Text excerpt Block Start

Case 2: Lens on Ebola
Nollywood Workshops partnered with others to create high quality PSAs that were distributed on Facebook, YouTube, and Twitter. And ran on 10 major TV stations, 4 radio stations, and on 100 public buses, translated into all of the major languages.
Desmond Elliot, a popular Nigerian celebrity, was part of the whole production process. He starred in the PSAs and used his personal FAcebook fan page to promote the content. He hosted a live Q&A online, which the CDC said it was the most meaningful social exchange they were able to have in Nigeria at the time.
Part of the campaign also targeted the stigmatization of ebola victims, which helped communities re-accept them. Using top actors they dramatized the PSAs into something that people would want to watch and would stick in their minds.
The funniest PSAs were the most effective, being spread the furthest. Their goal was to make the hotline 1-800-EBOLA-HEALTH ubiquitous.

Text excerpt Block End

## Requirement
Reproduce the text about the Ebola campaign word for word.

Source material Block Start

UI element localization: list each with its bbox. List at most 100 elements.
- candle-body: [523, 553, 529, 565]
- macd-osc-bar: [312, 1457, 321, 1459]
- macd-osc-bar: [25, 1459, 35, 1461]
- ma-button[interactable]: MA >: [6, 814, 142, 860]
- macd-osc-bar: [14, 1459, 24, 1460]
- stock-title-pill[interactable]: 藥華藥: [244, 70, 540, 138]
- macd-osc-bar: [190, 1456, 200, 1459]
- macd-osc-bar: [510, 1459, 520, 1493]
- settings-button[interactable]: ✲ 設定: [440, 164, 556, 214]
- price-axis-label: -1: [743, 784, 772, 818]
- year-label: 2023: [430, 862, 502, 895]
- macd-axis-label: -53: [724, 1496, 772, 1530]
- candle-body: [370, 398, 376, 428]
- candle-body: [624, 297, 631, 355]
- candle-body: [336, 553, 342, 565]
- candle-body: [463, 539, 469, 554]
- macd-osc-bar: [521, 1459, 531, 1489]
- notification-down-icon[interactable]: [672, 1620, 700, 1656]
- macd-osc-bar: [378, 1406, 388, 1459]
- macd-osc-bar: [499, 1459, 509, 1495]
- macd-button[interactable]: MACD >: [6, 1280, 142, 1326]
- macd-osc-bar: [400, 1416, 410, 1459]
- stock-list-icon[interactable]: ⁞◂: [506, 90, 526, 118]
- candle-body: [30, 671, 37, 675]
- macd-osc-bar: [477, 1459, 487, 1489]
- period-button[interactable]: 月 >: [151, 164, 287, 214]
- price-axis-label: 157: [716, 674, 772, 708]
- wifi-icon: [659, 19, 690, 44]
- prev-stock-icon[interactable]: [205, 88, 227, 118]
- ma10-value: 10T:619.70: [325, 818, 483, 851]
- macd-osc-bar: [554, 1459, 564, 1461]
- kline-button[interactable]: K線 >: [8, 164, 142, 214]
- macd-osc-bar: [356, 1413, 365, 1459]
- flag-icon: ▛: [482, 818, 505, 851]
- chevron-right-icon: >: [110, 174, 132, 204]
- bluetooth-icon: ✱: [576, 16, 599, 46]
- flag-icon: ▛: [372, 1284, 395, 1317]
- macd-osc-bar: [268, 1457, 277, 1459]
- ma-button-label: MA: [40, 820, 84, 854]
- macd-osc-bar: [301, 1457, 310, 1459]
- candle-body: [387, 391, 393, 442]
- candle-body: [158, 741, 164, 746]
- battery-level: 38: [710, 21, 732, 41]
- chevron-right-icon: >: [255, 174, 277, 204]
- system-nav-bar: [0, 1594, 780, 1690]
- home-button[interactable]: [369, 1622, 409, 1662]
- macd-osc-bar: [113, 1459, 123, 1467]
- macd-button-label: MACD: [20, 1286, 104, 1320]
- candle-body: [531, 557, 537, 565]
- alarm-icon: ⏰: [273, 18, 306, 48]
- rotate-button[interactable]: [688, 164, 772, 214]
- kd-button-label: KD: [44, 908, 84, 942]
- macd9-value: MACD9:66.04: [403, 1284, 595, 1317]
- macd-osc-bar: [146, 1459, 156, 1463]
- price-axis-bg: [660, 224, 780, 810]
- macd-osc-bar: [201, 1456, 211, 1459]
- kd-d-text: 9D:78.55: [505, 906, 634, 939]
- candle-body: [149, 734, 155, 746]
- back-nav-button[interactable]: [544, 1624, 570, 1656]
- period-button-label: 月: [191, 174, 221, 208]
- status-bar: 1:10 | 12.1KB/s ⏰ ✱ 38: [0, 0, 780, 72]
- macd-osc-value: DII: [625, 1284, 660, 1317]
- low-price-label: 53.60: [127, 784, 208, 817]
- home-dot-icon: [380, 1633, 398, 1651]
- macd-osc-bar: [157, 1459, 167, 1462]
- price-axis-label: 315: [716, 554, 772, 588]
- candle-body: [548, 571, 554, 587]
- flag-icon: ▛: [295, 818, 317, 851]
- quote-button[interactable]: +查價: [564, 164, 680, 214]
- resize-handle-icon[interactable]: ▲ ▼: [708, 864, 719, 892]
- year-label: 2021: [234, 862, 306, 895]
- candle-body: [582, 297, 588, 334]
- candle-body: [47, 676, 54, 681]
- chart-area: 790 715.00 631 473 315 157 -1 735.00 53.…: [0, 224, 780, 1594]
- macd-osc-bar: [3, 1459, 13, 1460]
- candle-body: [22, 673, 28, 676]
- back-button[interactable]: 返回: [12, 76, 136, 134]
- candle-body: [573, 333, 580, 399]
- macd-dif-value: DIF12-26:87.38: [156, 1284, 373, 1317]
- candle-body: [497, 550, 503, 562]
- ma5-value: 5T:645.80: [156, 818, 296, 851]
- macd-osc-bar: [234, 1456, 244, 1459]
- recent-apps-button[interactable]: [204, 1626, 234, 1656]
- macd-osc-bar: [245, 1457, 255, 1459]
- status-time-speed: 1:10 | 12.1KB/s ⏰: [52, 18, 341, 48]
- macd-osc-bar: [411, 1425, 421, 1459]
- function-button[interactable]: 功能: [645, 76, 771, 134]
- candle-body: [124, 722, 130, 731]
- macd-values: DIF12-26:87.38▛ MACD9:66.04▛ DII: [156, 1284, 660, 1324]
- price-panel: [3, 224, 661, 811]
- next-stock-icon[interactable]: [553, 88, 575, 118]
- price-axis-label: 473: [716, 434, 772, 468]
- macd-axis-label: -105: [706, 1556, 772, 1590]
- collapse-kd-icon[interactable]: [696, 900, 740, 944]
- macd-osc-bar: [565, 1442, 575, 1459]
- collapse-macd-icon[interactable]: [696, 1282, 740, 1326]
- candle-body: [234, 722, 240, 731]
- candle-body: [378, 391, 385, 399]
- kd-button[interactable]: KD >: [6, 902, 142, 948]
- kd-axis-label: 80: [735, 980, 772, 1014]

Source material Block End

## Finished exercise
Case 2: Lens on Ebola
Nollywood Workshops partnered with others to create high quality PSAs that were distributed on Facebook, YouTube, and Twitter. And ran on 10 major TV stations, 4 radio stations, and on 100 public buses, translated into all of the major languages.
Desmond Elliot, a popular Nigerian celebrity, was part of the whole production process. He starred in the PSAs and used his personal FAcebook fan page to promote the content. He hosted a live Q&A online, which the CDC said it was the most meaningful social exchange they were able to have in Nigeria at the time.
Part of the campaign also targeted the stigmatization of ebola victims, which helped communities re-accept them. Using top actors they dramatized the PSAs into something that people would want to watch and would stick in their minds.
The funniest PSAs were the most effective, being spread the furthest. Their goal was to make the hotline 1-800-EBOLA-HEALTH ubiquitous.